**Rows:**
<<<<
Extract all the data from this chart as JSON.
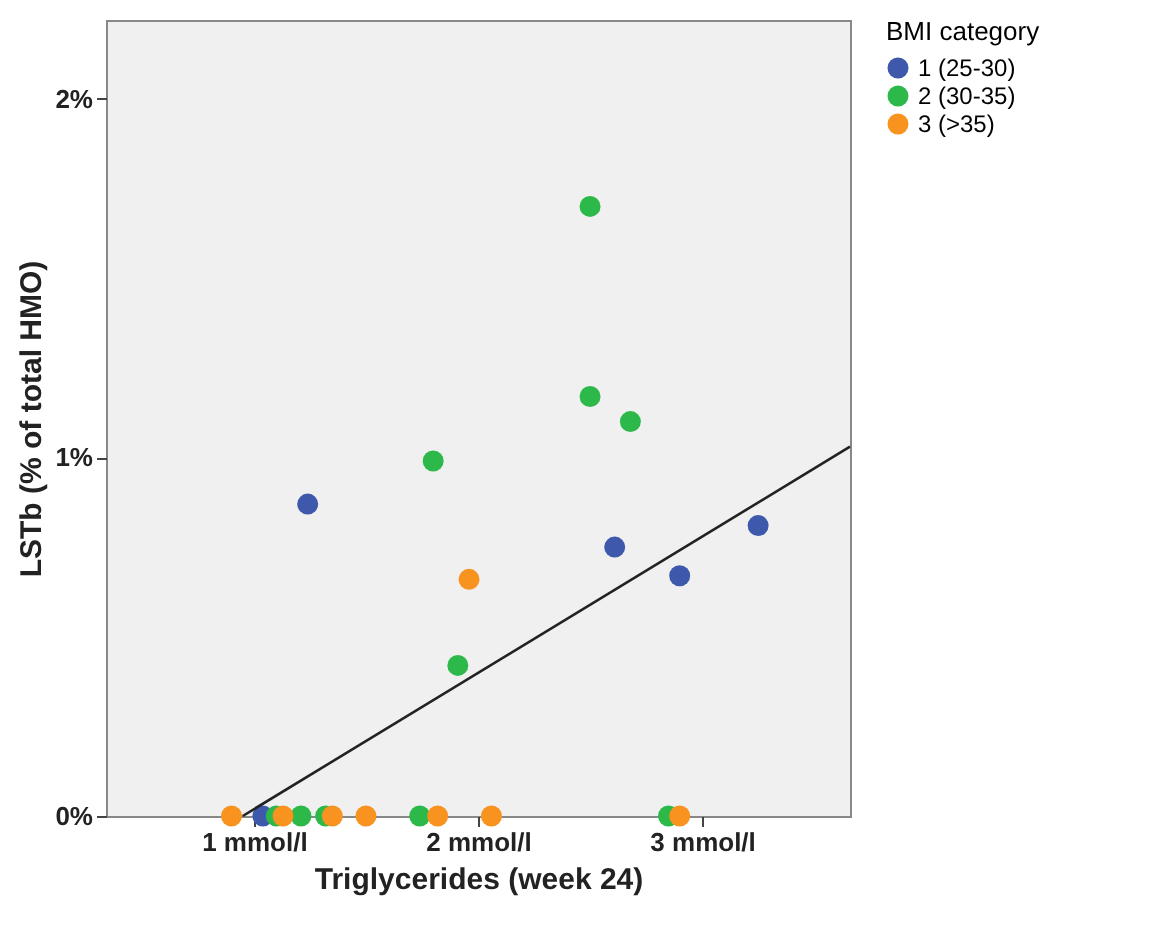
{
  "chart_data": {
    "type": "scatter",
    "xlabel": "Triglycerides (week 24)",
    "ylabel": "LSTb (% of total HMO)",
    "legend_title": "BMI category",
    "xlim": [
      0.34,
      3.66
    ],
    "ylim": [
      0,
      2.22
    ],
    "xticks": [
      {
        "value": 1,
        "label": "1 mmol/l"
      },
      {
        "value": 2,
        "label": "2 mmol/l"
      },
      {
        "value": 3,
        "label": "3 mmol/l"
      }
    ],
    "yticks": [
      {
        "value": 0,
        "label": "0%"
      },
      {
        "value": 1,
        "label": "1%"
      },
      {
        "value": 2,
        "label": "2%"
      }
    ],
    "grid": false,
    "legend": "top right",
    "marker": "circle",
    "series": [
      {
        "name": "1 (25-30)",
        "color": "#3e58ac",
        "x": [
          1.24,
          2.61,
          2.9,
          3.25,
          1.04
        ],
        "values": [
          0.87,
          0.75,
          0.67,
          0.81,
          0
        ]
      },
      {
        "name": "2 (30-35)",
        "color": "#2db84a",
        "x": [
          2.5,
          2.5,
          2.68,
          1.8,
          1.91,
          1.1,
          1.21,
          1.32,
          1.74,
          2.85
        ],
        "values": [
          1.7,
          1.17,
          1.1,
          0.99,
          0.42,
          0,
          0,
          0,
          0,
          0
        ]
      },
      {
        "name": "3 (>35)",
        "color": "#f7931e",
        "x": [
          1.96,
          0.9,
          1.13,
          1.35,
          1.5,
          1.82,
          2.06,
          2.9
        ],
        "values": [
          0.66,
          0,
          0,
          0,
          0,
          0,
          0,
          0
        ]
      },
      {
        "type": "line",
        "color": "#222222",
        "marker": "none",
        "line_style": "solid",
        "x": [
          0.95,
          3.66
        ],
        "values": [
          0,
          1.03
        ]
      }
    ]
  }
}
>>>>
**Problem statement:**
Find each line that has the word "color", then copy it out.

**Solution to this task:**
        "color": "#3e58ac",
        "color": "#2db84a",
        "color": "#f7931e",
        "color": "#222222",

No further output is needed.